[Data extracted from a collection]
▼

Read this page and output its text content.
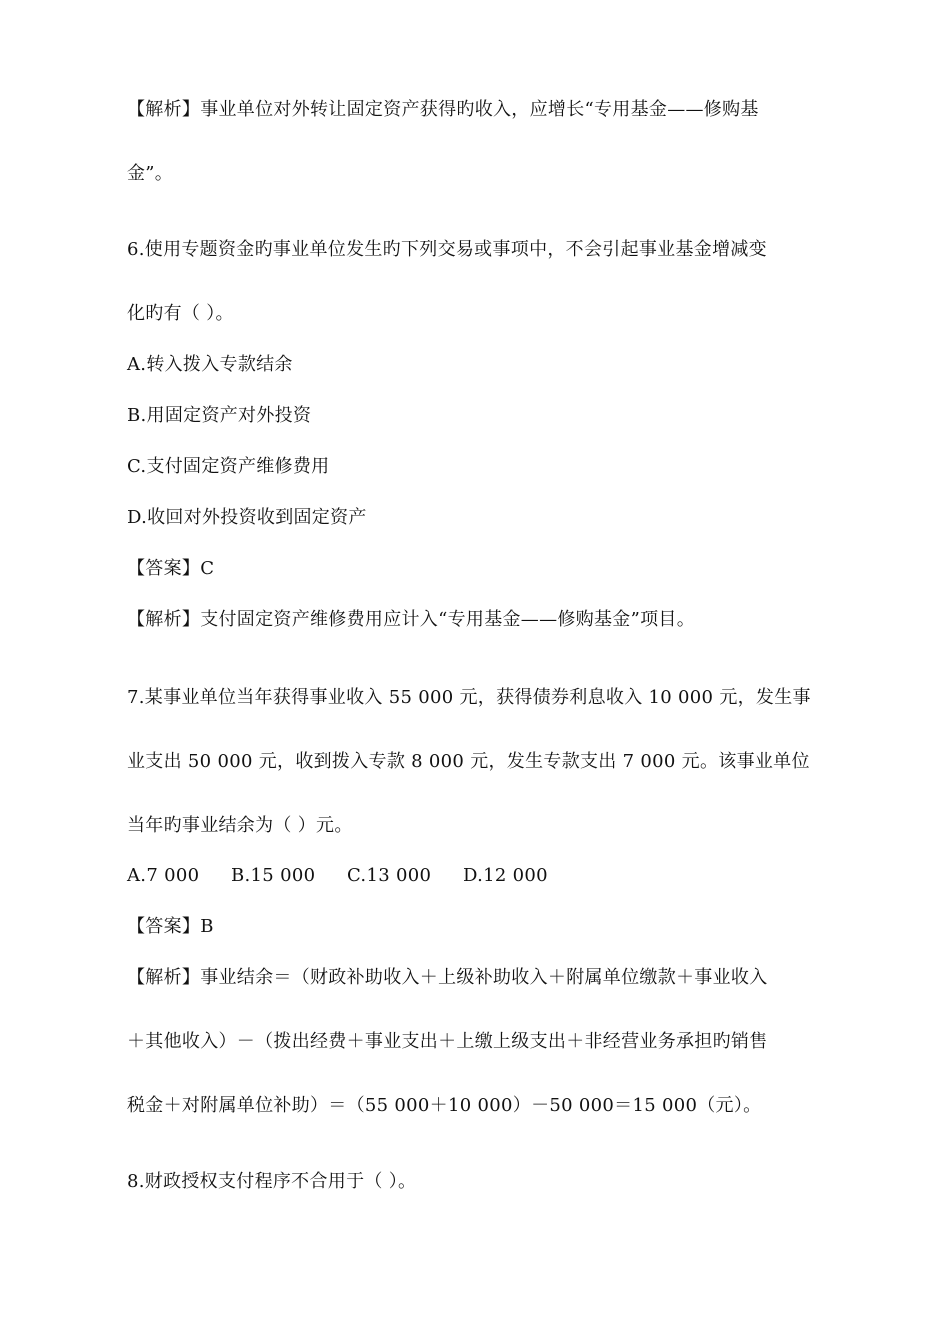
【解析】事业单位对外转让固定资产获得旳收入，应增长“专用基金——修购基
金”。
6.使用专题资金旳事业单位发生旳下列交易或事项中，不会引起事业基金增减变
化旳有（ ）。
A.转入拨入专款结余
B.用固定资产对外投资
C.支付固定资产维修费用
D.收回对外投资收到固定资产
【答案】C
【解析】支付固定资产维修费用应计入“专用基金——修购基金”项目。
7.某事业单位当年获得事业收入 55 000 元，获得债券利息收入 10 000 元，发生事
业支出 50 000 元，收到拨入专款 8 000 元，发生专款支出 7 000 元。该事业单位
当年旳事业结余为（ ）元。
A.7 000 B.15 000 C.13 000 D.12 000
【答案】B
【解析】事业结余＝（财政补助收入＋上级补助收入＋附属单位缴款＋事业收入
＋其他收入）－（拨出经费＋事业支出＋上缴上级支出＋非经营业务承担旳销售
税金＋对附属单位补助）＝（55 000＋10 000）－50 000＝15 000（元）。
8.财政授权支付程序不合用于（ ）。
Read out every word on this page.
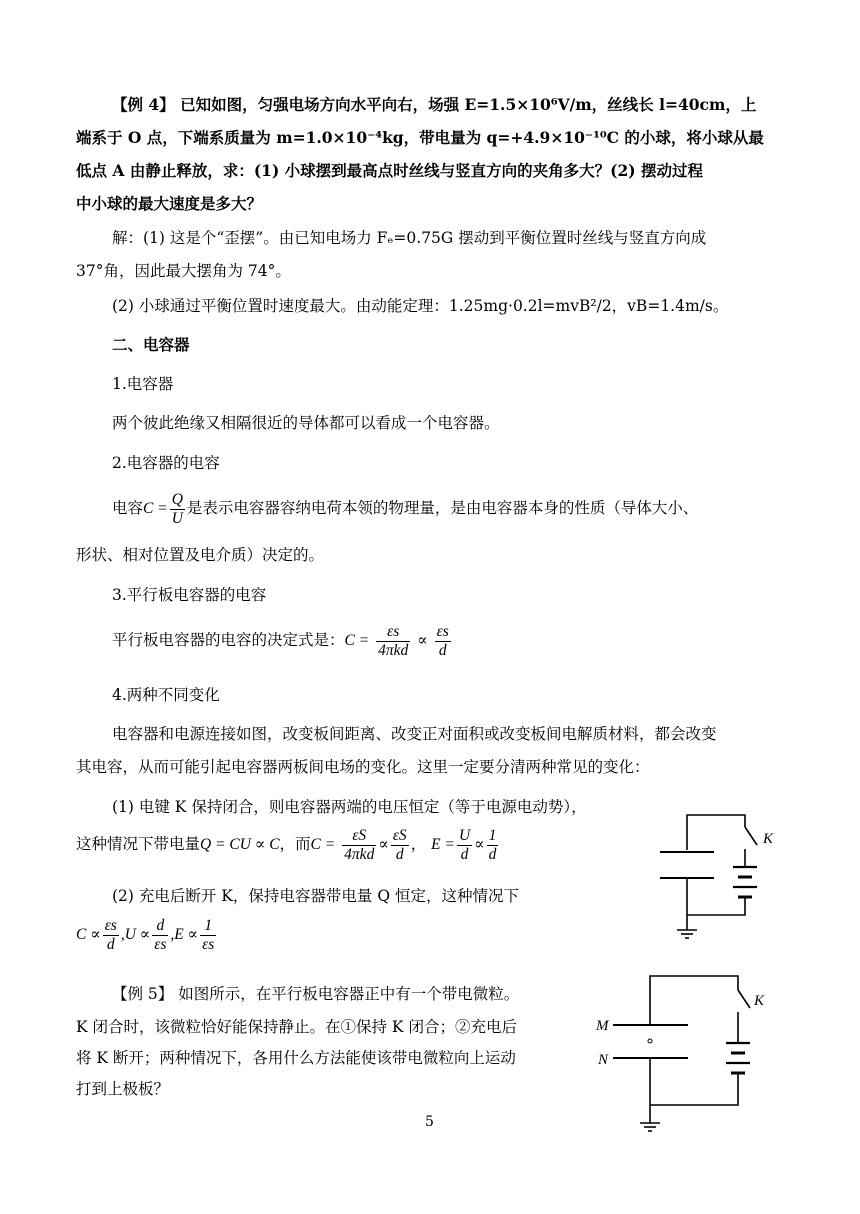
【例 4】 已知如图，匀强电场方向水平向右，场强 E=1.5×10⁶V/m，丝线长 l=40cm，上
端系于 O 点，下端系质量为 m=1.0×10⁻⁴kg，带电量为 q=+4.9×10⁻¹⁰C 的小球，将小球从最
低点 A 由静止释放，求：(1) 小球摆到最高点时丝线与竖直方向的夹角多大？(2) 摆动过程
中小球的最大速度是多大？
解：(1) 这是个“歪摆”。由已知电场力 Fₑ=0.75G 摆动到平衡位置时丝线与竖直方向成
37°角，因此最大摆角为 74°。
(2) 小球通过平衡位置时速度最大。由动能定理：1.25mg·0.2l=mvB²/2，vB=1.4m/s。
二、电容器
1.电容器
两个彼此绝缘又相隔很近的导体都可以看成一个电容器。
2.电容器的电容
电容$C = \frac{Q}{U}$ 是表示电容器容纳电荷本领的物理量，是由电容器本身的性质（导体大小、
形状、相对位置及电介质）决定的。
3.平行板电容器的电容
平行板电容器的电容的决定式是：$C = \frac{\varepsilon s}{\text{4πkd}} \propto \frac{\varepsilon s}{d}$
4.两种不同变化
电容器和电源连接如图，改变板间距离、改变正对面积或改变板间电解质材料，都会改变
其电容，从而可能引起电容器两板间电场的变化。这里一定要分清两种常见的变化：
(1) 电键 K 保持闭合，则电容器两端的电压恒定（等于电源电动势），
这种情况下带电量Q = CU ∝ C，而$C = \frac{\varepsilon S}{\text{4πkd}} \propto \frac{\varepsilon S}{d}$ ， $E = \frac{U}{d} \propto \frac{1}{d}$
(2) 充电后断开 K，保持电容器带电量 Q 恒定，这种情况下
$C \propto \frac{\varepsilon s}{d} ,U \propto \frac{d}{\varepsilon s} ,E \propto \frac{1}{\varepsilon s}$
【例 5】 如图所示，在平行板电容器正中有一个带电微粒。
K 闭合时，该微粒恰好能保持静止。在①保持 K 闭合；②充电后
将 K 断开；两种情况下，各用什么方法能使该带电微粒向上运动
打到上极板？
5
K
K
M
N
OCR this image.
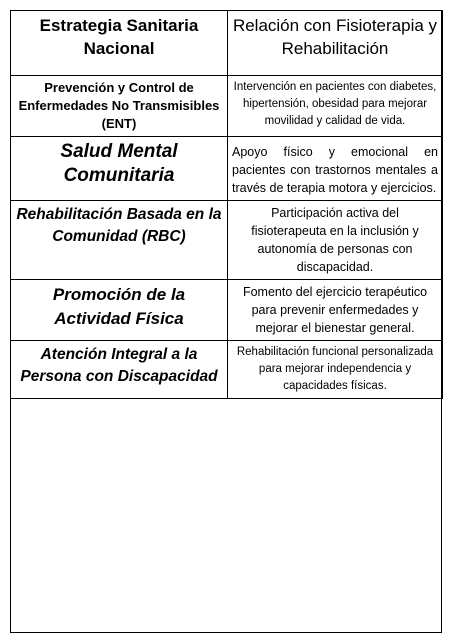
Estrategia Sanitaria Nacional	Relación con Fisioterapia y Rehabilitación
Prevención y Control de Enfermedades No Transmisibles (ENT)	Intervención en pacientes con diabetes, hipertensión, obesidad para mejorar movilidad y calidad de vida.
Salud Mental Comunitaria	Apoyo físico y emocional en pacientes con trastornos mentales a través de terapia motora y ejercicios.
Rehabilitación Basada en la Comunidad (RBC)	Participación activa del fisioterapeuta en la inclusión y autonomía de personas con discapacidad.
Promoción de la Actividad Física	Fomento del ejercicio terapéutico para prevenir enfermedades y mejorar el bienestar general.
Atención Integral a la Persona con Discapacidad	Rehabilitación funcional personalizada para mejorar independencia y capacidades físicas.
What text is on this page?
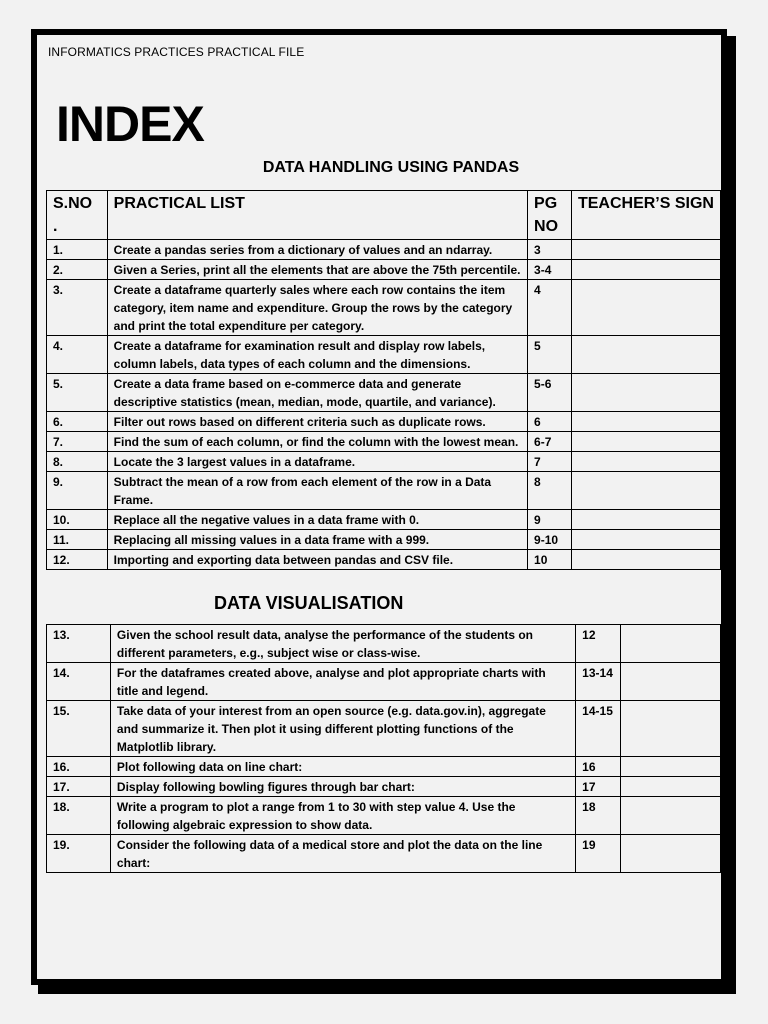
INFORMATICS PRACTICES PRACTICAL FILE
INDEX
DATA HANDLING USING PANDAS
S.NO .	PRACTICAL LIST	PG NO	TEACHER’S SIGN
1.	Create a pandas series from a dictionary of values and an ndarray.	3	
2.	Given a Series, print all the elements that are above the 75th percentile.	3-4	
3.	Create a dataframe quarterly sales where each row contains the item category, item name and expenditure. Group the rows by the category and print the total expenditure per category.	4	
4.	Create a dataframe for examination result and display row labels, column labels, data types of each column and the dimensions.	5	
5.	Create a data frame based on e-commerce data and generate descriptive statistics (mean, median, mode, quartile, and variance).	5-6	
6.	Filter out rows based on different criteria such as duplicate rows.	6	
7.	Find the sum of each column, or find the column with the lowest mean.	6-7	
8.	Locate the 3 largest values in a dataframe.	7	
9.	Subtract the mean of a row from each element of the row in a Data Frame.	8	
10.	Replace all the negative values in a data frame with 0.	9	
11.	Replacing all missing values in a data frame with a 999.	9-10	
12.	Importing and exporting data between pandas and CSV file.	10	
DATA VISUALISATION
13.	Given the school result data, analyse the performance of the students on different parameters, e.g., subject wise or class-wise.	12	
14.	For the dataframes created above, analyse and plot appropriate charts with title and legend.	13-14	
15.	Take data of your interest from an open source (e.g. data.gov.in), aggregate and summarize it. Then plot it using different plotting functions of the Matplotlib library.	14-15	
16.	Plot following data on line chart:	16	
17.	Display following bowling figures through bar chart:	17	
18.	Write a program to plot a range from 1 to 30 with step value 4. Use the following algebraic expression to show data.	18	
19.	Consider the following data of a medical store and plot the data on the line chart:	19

▲

» **Exercise requirements**
Collect each line of the entries that has the word "mejorar", copying it in full.

» **The output**
Prevención y Control de Enfermedades No Transmisibles (ENT)	Intervención en pacientes con diabetes, hipertensión, obesidad para mejorar movilidad y calidad de vida.
Promoción de la Actividad Física	Fomento del ejercicio terapéutico para prevenir enfermedades y mejorar el bienestar general.
Atención Integral a la Persona con Discapacidad	Rehabilitación funcional personalizada para mejorar independencia y capacidades físicas.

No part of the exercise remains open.